**Exercise requirements**
Switch each "Logitech" in the items below to "Razer" and copy every line again, leaving the rest as it is.
**** Data for this task ****
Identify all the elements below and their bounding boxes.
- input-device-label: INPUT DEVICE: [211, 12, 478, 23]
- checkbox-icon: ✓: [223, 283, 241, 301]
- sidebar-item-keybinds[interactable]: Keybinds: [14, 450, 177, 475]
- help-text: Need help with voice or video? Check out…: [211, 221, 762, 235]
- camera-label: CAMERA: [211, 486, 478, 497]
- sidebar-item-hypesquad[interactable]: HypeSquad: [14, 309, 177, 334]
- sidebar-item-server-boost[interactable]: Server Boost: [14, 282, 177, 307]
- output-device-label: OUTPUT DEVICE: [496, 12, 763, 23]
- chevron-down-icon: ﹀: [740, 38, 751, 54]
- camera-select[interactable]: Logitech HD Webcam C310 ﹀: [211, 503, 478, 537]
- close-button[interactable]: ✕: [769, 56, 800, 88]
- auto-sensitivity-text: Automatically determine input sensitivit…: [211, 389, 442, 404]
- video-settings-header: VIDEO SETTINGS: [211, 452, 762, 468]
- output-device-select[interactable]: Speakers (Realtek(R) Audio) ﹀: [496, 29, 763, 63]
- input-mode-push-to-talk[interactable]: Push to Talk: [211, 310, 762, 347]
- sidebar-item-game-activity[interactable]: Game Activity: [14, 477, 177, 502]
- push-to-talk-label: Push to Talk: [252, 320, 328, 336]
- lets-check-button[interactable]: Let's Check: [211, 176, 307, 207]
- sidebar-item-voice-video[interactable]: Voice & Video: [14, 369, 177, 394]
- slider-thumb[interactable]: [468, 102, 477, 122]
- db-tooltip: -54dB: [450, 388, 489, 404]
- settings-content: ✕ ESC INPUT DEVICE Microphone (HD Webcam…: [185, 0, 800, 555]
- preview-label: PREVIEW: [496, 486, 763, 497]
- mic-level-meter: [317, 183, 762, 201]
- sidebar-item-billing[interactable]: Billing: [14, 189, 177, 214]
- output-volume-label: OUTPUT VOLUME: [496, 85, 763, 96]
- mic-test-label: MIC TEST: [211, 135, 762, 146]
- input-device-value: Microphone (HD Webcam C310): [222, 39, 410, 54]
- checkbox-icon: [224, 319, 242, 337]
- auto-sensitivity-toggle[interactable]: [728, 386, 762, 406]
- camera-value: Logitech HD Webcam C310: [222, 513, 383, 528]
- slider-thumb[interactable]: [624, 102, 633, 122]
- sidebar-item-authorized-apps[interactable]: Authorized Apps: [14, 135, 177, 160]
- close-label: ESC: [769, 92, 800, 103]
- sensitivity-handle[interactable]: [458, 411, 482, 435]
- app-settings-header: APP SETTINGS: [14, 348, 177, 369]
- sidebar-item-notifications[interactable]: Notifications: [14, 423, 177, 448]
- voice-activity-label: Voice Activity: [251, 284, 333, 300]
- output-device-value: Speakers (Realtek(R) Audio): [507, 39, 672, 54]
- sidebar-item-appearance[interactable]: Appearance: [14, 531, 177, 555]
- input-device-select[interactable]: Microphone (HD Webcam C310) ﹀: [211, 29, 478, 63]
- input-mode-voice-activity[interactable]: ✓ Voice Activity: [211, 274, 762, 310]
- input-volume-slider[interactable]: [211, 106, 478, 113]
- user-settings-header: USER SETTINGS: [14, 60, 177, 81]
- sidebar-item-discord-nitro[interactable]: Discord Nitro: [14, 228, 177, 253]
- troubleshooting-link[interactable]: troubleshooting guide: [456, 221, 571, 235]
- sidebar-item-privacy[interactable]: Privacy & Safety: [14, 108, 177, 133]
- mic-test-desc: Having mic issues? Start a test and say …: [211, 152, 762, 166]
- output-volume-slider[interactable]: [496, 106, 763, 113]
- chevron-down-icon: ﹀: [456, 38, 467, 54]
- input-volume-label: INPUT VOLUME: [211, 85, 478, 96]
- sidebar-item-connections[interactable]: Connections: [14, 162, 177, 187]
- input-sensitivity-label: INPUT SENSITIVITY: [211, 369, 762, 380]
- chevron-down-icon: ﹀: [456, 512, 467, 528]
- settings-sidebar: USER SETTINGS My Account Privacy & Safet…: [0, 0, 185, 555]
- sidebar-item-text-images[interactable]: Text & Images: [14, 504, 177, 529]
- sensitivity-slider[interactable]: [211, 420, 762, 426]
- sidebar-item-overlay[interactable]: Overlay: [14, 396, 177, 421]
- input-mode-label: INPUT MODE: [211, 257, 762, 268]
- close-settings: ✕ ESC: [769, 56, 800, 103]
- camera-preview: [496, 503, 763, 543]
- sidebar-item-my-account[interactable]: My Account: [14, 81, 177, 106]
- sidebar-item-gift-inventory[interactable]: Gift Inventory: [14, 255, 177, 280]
****
**Exercise solution**
Identify all the elements below and their bounding boxes.
- input-device-label: INPUT DEVICE: [211, 12, 478, 23]
- checkbox-icon: ✓: [223, 283, 241, 301]
- sidebar-item-keybinds[interactable]: Keybinds: [14, 450, 177, 475]
- help-text: Need help with voice or video? Check out…: [211, 221, 762, 235]
- camera-label: CAMERA: [211, 486, 478, 497]
- sidebar-item-hypesquad[interactable]: HypeSquad: [14, 309, 177, 334]
- sidebar-item-server-boost[interactable]: Server Boost: [14, 282, 177, 307]
- output-device-label: OUTPUT DEVICE: [496, 12, 763, 23]
- chevron-down-icon: ﹀: [740, 38, 751, 54]
- camera-select[interactable]: Razer HD Webcam C310 ﹀: [211, 503, 478, 537]
- close-button[interactable]: ✕: [769, 56, 800, 88]
- auto-sensitivity-text: Automatically determine input sensitivit…: [211, 389, 442, 404]
- video-settings-header: VIDEO SETTINGS: [211, 452, 762, 468]
- output-device-select[interactable]: Speakers (Realtek(R) Audio) ﹀: [496, 29, 763, 63]
- input-mode-push-to-talk[interactable]: Push to Talk: [211, 310, 762, 347]
- sidebar-item-game-activity[interactable]: Game Activity: [14, 477, 177, 502]
- push-to-talk-label: Push to Talk: [252, 320, 328, 336]
- lets-check-button[interactable]: Let's Check: [211, 176, 307, 207]
- sidebar-item-voice-video[interactable]: Voice & Video: [14, 369, 177, 394]
- slider-thumb[interactable]: [468, 102, 477, 122]
- db-tooltip: -54dB: [450, 388, 489, 404]
- settings-content: ✕ ESC INPUT DEVICE Microphone (HD Webcam…: [185, 0, 800, 555]
- preview-label: PREVIEW: [496, 486, 763, 497]
- mic-level-meter: [317, 183, 762, 201]
- sidebar-item-billing[interactable]: Billing: [14, 189, 177, 214]
- output-volume-label: OUTPUT VOLUME: [496, 85, 763, 96]
- mic-test-label: MIC TEST: [211, 135, 762, 146]
- input-device-value: Microphone (HD Webcam C310): [222, 39, 410, 54]
- checkbox-icon: [224, 319, 242, 337]
- auto-sensitivity-toggle[interactable]: [728, 386, 762, 406]
- camera-value: Razer HD Webcam C310: [222, 513, 383, 528]
- slider-thumb[interactable]: [624, 102, 633, 122]
- sidebar-item-authorized-apps[interactable]: Authorized Apps: [14, 135, 177, 160]
- close-label: ESC: [769, 92, 800, 103]
- sensitivity-handle[interactable]: [458, 411, 482, 435]
- app-settings-header: APP SETTINGS: [14, 348, 177, 369]
- sidebar-item-notifications[interactable]: Notifications: [14, 423, 177, 448]
- voice-activity-label: Voice Activity: [251, 284, 333, 300]
- output-device-value: Speakers (Realtek(R) Audio): [507, 39, 672, 54]
- sidebar-item-appearance[interactable]: Appearance: [14, 531, 177, 555]
- input-device-select[interactable]: Microphone (HD Webcam C310) ﹀: [211, 29, 478, 63]
- input-mode-voice-activity[interactable]: ✓ Voice Activity: [211, 274, 762, 310]
- input-volume-slider[interactable]: [211, 106, 478, 113]
- user-settings-header: USER SETTINGS: [14, 60, 177, 81]
- sidebar-item-discord-nitro[interactable]: Discord Nitro: [14, 228, 177, 253]
- troubleshooting-link[interactable]: troubleshooting guide: [456, 221, 571, 235]
- sidebar-item-privacy[interactable]: Privacy & Safety: [14, 108, 177, 133]
- mic-test-desc: Having mic issues? Start a test and say …: [211, 152, 762, 166]
- output-volume-slider[interactable]: [496, 106, 763, 113]
- chevron-down-icon: ﹀: [456, 38, 467, 54]
- input-volume-label: INPUT VOLUME: [211, 85, 478, 96]
- sidebar-item-connections[interactable]: Connections: [14, 162, 177, 187]
- input-sensitivity-label: INPUT SENSITIVITY: [211, 369, 762, 380]
- chevron-down-icon: ﹀: [456, 512, 467, 528]
- settings-sidebar: USER SETTINGS My Account Privacy & Safet…: [0, 0, 185, 555]
- sidebar-item-text-images[interactable]: Text & Images: [14, 504, 177, 529]
- sensitivity-slider[interactable]: [211, 420, 762, 426]
- sidebar-item-overlay[interactable]: Overlay: [14, 396, 177, 421]
- input-mode-label: INPUT MODE: [211, 257, 762, 268]
- close-settings: ✕ ESC: [769, 56, 800, 103]
- camera-preview: [496, 503, 763, 543]
- sidebar-item-my-account[interactable]: My Account: [14, 81, 177, 106]
- sidebar-item-gift-inventory[interactable]: Gift Inventory: [14, 255, 177, 280]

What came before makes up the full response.